SET EXERCISE: Produce a verbatim copy of the entries listed below.
══ DATA PROVIDED
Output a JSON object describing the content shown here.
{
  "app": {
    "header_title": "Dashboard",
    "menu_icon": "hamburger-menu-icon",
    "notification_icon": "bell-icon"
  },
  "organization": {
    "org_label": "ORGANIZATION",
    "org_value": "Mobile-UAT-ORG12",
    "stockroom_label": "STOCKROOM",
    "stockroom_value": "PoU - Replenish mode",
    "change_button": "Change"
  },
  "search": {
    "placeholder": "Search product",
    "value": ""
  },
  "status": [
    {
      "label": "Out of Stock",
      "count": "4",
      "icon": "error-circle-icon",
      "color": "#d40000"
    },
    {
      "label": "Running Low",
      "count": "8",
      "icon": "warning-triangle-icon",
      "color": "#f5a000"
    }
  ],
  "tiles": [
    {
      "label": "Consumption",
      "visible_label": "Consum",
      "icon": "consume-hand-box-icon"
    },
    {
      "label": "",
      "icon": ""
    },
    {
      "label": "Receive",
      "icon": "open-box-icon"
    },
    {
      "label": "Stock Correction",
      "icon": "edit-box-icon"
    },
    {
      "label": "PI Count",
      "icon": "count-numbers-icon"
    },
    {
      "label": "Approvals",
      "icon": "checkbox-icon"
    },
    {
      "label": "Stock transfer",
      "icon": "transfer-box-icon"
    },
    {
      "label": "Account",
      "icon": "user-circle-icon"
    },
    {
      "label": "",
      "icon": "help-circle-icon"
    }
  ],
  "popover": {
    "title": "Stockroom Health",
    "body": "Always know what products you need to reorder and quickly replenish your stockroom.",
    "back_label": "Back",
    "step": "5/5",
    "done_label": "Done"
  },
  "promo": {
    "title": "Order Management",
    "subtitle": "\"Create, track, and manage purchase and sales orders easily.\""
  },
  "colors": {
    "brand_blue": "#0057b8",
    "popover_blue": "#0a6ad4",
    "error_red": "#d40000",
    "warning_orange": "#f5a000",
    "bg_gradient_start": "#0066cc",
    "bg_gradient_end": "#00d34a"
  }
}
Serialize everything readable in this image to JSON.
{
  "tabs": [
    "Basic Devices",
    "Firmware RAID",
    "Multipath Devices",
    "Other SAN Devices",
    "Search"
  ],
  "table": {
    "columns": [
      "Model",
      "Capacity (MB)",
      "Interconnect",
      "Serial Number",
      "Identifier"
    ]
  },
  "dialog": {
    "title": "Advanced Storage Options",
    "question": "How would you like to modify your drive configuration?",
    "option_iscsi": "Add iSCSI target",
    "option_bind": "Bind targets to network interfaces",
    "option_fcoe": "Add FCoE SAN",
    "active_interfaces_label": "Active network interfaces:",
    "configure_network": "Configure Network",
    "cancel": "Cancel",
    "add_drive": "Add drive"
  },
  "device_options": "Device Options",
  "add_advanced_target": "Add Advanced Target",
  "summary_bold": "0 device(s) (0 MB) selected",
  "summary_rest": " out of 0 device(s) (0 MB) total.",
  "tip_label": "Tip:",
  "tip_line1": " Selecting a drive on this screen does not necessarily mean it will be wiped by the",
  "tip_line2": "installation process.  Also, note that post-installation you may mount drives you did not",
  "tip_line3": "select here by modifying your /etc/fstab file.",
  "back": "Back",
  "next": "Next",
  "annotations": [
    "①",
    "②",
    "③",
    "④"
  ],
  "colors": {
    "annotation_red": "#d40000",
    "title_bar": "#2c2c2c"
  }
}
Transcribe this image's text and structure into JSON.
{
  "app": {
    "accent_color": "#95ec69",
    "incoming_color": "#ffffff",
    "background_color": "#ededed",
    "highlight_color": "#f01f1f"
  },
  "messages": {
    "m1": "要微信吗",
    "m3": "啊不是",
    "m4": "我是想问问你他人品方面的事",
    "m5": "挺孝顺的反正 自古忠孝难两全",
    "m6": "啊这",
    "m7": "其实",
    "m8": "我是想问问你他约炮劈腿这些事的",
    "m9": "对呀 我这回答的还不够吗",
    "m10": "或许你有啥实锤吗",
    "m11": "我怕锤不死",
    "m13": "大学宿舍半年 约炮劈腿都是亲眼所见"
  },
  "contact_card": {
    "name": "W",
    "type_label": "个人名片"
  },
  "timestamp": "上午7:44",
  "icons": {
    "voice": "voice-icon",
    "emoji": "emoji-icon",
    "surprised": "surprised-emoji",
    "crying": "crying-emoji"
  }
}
════
ANSWER TO THE TASK:
Output a JSON object describing the content shown here.
{
  "app": {
    "header_title": "Dashboard",
    "menu_icon": "hamburger-menu-icon",
    "notification_icon": "bell-icon"
  },
  "organization": {
    "org_label": "ORGANIZATION",
    "org_value": "Mobile-UAT-ORG12",
    "stockroom_label": "STOCKROOM",
    "stockroom_value": "PoU - Replenish mode",
    "change_button": "Change"
  },
  "search": {
    "placeholder": "Search product",
    "value": ""
  },
  "status": [
    {
      "label": "Out of Stock",
      "count": "4",
      "icon": "error-circle-icon",
      "color": "#d40000"
    },
    {
      "label": "Running Low",
      "count": "8",
      "icon": "warning-triangle-icon",
      "color": "#f5a000"
    }
  ],
  "tiles": [
    {
      "label": "Consumption",
      "visible_label": "Consum",
      "icon": "consume-hand-box-icon"
    },
    {
      "label": "",
      "icon": ""
    },
    {
      "label": "Receive",
      "icon": "open-box-icon"
    },
    {
      "label": "Stock Correction",
      "icon": "edit-box-icon"
    },
    {
      "label": "PI Count",
      "icon": "count-numbers-icon"
    },
    {
      "label": "Approvals",
      "icon": "checkbox-icon"
    },
    {
      "label": "Stock transfer",
      "icon": "transfer-box-icon"
    },
    {
      "label": "Account",
      "icon": "user-circle-icon"
    },
    {
      "label": "",
      "icon": "help-circle-icon"
    }
  ],
  "popover": {
    "title": "Stockroom Health",
    "body": "Always know what products you need to reorder and quickly replenish your stockroom.",
    "back_label": "Back",
    "step": "5/5",
    "done_label": "Done"
  },
  "promo": {
    "title": "Order Management",
    "subtitle": "\"Create, track, and manage purchase and sales orders easily.\""
  },
  "colors": {
    "brand_blue": "#0057b8",
    "popover_blue": "#0a6ad4",
    "error_red": "#d40000",
    "warning_orange": "#f5a000",
    "bg_gradient_start": "#0066cc",
    "bg_gradient_end": "#00d34a"
  }
}
Serialize everything readable in this image to JSON.
{
  "tabs": [
    "Basic Devices",
    "Firmware RAID",
    "Multipath Devices",
    "Other SAN Devices",
    "Search"
  ],
  "table": {
    "columns": [
      "Model",
      "Capacity (MB)",
      "Interconnect",
      "Serial Number",
      "Identifier"
    ]
  },
  "dialog": {
    "title": "Advanced Storage Options",
    "question": "How would you like to modify your drive configuration?",
    "option_iscsi": "Add iSCSI target",
    "option_bind": "Bind targets to network interfaces",
    "option_fcoe": "Add FCoE SAN",
    "active_interfaces_label": "Active network interfaces:",
    "configure_network": "Configure Network",
    "cancel": "Cancel",
    "add_drive": "Add drive"
  },
  "device_options": "Device Options",
  "add_advanced_target": "Add Advanced Target",
  "summary_bold": "0 device(s) (0 MB) selected",
  "summary_rest": " out of 0 device(s) (0 MB) total.",
  "tip_label": "Tip:",
  "tip_line1": " Selecting a drive on this screen does not necessarily mean it will be wiped by the",
  "tip_line2": "installation process.  Also, note that post-installation you may mount drives you did not",
  "tip_line3": "select here by modifying your /etc/fstab file.",
  "back": "Back",
  "next": "Next",
  "annotations": [
    "①",
    "②",
    "③",
    "④"
  ],
  "colors": {
    "annotation_red": "#d40000",
    "title_bar": "#2c2c2c"
  }
}
Transcribe this image's text and structure into JSON.
{
  "app": {
    "accent_color": "#95ec69",
    "incoming_color": "#ffffff",
    "background_color": "#ededed",
    "highlight_color": "#f01f1f"
  },
  "messages": {
    "m1": "要微信吗",
    "m3": "啊不是",
    "m4": "我是想问问你他人品方面的事",
    "m5": "挺孝顺的反正 自古忠孝难两全",
    "m6": "啊这",
    "m7": "其实",
    "m8": "我是想问问你他约炮劈腿这些事的",
    "m9": "对呀 我这回答的还不够吗",
    "m10": "或许你有啥实锤吗",
    "m11": "我怕锤不死",
    "m13": "大学宿舍半年 约炮劈腿都是亲眼所见"
  },
  "contact_card": {
    "name": "W",
    "type_label": "个人名片"
  },
  "timestamp": "上午7:44",
  "icons": {
    "voice": "voice-icon",
    "emoji": "emoji-icon",
    "surprised": "surprised-emoji",
    "crying": "crying-emoji"
  }
}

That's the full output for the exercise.